====== MATERIAL SHOWN

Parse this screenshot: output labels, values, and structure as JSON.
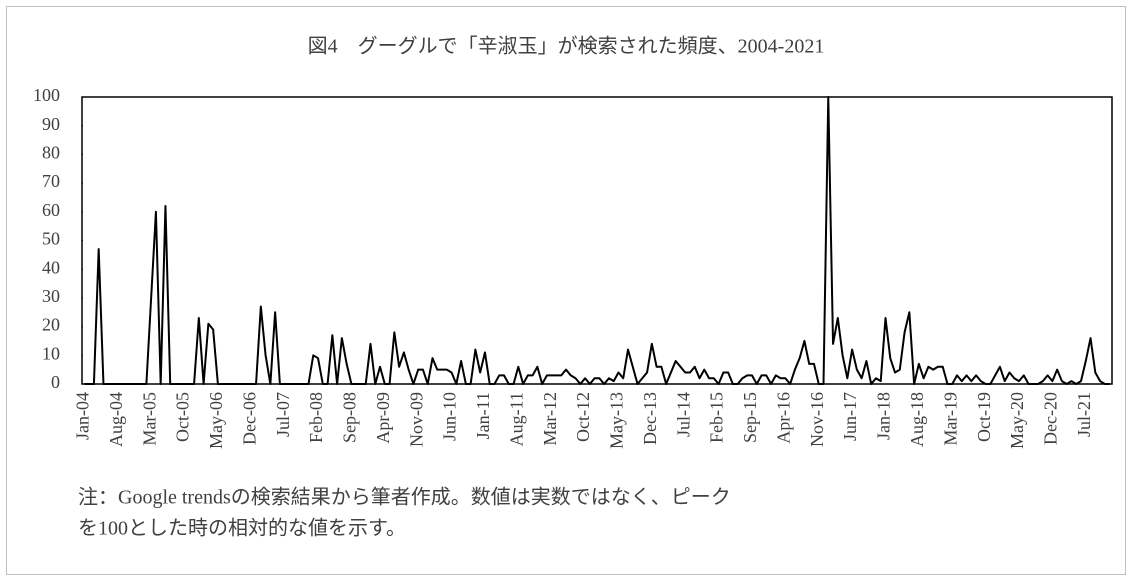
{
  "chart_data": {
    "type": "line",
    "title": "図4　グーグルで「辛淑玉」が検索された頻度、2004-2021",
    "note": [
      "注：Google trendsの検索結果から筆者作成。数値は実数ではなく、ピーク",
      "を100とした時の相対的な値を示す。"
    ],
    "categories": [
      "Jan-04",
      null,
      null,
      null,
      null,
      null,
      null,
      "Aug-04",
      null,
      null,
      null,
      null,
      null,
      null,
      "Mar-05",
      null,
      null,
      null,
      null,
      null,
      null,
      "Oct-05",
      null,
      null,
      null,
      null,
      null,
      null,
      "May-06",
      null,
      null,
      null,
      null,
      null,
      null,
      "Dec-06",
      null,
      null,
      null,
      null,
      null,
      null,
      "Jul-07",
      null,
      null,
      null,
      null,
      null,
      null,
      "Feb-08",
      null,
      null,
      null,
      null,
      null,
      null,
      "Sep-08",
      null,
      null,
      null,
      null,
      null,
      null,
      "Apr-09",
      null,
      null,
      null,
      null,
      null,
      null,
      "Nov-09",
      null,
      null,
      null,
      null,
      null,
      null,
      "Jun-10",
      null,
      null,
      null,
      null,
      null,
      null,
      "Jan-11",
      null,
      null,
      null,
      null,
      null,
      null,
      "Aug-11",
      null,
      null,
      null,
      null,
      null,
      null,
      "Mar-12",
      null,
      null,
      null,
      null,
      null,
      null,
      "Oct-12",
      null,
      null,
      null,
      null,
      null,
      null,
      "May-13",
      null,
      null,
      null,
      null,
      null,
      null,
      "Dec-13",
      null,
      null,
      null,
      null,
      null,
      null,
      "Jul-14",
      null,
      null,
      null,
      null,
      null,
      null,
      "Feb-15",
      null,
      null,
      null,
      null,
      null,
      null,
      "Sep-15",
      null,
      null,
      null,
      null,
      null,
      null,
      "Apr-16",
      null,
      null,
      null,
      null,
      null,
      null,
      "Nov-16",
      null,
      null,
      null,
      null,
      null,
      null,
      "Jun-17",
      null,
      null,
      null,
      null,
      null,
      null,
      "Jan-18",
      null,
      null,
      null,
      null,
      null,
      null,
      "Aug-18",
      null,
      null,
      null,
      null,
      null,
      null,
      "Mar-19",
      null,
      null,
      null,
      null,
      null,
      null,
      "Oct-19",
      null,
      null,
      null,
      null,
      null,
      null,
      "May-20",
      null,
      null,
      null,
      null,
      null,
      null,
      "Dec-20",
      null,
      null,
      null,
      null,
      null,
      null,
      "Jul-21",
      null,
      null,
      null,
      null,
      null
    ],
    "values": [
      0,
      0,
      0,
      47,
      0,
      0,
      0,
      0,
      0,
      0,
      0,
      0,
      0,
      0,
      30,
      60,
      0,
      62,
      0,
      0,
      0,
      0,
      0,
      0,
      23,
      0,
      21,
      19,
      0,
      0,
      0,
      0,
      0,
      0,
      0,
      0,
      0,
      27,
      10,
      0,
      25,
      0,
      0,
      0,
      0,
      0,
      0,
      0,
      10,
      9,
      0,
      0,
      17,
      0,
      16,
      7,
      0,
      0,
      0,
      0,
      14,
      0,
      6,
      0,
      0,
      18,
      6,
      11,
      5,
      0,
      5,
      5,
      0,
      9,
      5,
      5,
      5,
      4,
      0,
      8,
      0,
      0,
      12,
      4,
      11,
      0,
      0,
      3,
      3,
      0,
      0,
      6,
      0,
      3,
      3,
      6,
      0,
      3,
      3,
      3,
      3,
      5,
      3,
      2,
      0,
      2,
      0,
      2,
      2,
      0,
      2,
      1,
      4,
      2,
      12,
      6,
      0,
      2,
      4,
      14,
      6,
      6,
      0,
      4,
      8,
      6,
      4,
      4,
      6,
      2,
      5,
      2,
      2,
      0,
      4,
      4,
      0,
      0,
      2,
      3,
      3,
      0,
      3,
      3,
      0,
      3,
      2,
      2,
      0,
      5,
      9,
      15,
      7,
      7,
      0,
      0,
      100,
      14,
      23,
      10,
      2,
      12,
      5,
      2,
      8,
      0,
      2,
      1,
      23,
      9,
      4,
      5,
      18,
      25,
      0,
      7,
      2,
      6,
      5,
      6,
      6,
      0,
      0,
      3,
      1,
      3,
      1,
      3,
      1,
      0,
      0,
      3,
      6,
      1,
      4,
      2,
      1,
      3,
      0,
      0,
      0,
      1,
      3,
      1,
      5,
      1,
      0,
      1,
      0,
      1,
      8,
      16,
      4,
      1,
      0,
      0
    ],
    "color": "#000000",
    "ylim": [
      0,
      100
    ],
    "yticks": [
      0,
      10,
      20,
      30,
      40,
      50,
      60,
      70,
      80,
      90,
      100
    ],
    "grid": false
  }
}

============
====== MATERIAL SHOWN

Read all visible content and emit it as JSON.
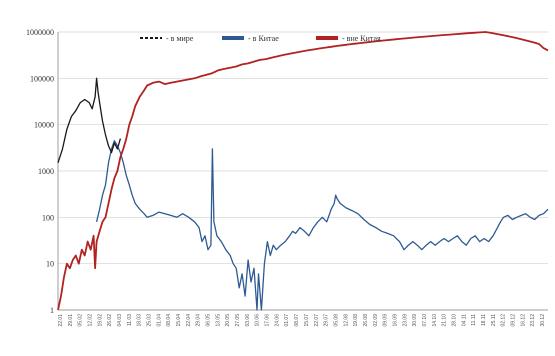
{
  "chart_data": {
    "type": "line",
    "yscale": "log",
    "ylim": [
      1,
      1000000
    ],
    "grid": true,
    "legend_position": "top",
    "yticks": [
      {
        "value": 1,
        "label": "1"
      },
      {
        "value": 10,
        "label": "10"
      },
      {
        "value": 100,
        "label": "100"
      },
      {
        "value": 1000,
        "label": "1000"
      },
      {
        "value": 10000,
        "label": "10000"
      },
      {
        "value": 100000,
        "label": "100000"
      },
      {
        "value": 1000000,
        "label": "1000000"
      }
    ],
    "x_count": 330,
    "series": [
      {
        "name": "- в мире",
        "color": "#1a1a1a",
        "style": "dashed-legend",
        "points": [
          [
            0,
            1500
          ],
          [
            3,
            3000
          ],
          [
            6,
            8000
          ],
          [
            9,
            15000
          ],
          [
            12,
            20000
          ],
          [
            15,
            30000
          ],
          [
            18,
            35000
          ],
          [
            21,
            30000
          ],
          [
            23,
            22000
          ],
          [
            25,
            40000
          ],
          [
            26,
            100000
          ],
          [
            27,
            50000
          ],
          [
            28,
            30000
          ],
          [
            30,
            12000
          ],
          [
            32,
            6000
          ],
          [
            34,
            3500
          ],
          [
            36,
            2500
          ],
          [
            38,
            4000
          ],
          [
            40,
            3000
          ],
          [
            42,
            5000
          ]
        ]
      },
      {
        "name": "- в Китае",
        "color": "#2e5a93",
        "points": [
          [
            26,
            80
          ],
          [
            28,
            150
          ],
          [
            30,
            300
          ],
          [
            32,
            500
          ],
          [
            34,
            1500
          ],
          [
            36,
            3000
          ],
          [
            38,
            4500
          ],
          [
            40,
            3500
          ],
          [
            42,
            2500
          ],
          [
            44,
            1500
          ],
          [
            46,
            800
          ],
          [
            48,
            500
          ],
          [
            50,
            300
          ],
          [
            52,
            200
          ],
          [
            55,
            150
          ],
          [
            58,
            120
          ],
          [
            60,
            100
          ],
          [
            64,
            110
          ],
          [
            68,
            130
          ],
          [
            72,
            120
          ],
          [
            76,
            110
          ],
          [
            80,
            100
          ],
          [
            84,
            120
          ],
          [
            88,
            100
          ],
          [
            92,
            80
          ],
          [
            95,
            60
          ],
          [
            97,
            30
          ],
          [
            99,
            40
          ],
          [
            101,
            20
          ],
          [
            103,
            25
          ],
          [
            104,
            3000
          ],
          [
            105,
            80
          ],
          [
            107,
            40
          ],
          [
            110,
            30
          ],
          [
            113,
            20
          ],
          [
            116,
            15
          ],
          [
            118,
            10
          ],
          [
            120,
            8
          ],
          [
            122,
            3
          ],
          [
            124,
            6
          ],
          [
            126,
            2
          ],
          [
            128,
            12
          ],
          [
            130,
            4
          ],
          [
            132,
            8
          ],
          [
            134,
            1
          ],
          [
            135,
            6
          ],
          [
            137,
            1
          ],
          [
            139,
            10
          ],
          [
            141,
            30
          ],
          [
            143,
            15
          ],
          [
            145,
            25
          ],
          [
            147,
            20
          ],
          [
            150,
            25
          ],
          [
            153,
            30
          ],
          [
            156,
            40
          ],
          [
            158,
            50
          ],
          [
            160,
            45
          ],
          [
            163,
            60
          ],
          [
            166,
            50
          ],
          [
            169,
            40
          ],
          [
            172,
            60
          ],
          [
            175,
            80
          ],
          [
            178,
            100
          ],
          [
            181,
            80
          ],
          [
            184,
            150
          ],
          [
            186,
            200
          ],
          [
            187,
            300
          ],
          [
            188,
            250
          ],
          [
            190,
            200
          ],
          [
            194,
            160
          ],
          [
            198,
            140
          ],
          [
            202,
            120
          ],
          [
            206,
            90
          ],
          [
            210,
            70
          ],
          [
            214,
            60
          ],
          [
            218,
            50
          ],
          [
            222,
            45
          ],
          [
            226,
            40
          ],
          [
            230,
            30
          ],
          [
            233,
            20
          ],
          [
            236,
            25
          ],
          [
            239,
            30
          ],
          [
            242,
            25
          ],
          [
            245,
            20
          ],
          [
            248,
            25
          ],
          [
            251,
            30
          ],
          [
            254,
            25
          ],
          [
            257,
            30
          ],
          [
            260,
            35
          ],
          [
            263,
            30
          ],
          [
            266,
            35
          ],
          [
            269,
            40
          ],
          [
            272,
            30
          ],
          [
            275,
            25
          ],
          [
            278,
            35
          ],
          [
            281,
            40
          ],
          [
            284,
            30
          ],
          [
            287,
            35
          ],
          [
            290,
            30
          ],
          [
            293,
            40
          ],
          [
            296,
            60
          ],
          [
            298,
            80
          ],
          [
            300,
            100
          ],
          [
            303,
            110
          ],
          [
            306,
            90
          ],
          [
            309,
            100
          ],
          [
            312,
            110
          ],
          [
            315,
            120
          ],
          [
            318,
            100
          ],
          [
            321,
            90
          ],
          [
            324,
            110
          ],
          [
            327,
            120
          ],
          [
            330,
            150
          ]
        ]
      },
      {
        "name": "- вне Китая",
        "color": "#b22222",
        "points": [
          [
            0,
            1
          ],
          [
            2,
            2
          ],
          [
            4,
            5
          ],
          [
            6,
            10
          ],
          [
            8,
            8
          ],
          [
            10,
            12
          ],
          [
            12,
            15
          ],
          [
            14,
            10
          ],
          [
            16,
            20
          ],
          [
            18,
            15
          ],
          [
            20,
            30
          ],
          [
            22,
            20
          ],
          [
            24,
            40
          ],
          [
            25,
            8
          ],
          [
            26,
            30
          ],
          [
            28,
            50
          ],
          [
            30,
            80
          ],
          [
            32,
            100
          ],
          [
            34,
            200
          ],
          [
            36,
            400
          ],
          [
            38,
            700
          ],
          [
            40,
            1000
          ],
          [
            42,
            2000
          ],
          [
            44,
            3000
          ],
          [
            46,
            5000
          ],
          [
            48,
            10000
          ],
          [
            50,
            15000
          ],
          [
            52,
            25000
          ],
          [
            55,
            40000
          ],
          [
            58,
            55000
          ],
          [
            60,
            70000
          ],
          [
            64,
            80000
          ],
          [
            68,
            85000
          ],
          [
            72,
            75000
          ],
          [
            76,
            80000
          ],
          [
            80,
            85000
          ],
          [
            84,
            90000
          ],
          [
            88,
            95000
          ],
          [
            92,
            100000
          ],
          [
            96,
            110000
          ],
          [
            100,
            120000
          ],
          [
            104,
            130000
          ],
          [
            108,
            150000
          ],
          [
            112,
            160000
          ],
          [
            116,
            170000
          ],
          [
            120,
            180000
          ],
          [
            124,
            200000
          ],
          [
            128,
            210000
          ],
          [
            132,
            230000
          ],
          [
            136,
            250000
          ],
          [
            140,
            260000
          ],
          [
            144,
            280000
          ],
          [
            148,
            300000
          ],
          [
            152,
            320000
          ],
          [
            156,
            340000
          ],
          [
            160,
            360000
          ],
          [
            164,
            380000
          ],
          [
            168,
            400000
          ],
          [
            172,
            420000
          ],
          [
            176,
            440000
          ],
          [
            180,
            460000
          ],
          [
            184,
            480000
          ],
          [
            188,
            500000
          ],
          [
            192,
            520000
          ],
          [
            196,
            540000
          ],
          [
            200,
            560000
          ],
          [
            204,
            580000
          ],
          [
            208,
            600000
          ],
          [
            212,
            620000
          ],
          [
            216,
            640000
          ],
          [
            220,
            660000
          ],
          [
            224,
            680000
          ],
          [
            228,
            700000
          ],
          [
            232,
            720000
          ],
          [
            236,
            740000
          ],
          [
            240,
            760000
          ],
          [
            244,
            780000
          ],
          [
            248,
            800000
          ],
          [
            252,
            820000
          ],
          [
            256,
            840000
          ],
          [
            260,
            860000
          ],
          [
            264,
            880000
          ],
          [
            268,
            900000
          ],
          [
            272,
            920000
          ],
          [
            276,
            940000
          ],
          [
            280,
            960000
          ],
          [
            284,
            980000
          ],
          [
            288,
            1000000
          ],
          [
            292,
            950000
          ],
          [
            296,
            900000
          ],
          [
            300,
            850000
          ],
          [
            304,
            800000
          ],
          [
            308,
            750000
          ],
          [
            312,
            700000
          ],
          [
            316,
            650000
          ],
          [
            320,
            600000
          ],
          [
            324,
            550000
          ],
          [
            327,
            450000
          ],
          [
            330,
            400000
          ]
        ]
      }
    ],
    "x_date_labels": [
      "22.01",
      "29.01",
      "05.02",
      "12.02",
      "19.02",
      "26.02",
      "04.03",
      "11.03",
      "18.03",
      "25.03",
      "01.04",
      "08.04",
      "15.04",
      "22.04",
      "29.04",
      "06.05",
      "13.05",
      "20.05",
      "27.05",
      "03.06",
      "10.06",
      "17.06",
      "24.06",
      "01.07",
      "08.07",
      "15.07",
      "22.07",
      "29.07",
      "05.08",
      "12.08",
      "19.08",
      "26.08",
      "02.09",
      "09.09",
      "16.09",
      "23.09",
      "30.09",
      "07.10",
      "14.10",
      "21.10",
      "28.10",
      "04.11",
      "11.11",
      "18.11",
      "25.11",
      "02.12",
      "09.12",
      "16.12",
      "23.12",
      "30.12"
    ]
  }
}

============
====== MATERIAL SHOWN

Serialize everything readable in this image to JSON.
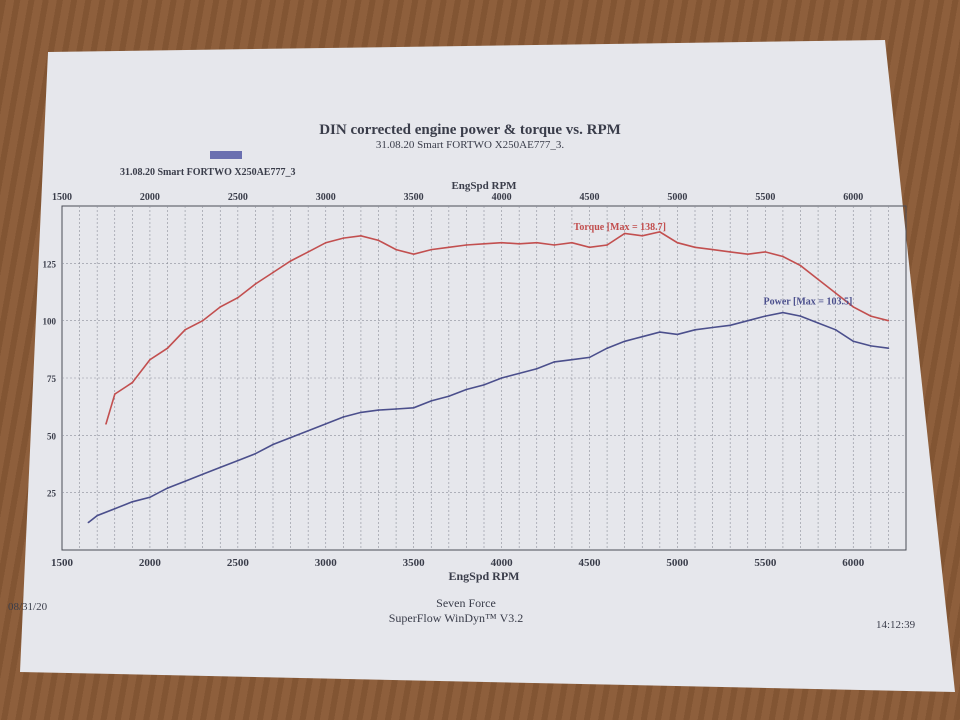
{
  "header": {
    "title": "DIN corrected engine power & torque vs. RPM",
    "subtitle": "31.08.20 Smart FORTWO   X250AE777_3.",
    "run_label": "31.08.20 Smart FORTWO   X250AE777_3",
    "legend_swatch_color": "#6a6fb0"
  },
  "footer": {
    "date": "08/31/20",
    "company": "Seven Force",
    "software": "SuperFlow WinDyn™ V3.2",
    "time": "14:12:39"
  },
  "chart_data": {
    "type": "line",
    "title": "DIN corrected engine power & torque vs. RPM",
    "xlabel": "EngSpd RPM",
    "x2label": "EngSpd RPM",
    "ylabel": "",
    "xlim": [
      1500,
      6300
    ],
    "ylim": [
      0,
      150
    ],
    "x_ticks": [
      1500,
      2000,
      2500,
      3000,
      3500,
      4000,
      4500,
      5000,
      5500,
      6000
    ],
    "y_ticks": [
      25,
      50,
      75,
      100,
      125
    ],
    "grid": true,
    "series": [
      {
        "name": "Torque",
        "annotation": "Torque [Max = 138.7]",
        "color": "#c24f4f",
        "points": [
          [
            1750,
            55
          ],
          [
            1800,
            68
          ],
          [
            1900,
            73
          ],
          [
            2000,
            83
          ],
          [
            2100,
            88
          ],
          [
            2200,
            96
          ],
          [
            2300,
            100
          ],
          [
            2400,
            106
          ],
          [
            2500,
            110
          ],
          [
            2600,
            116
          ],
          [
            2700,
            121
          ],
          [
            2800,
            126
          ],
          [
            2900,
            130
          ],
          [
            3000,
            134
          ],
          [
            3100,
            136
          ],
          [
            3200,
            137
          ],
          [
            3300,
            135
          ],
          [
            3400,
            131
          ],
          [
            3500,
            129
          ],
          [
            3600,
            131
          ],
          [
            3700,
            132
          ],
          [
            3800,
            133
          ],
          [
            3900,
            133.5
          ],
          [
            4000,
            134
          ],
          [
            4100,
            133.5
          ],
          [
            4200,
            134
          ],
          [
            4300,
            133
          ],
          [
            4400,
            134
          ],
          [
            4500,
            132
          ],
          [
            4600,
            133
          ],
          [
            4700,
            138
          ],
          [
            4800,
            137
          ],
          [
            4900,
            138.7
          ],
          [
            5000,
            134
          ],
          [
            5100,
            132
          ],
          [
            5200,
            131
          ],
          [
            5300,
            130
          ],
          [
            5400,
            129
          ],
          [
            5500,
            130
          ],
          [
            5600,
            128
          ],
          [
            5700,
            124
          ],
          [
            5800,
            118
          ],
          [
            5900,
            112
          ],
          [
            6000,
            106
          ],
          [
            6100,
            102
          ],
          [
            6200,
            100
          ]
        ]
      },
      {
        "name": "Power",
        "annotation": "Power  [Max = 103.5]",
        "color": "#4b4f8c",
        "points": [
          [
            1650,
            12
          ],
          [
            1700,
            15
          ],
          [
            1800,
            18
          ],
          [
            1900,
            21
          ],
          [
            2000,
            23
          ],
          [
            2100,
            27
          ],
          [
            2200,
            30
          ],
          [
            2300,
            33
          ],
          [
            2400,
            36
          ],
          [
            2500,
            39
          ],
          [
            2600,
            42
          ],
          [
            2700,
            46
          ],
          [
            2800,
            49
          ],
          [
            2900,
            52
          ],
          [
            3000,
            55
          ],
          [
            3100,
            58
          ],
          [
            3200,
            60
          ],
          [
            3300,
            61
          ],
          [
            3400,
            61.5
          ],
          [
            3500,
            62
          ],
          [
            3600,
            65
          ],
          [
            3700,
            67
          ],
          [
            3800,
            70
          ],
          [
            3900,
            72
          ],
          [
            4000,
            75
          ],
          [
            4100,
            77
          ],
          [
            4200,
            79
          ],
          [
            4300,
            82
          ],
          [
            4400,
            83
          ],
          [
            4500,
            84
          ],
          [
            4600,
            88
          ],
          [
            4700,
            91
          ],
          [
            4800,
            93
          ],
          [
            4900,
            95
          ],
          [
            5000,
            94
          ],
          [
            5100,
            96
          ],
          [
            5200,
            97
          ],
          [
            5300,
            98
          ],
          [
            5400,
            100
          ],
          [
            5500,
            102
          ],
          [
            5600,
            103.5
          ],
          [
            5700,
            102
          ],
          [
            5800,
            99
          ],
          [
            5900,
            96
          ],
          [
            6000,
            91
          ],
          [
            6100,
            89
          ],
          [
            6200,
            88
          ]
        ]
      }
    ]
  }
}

============

▶ [WORK TO COMPLETE]:
Using the records above, copy every line that has the word "Smart" in it.

▶ [SOLUTION]:
    "subtitle": "31.08.20 Smart FORTWO   X250AE777_3.",
    "run_label": "31.08.20 Smart FORTWO   X250AE777_3",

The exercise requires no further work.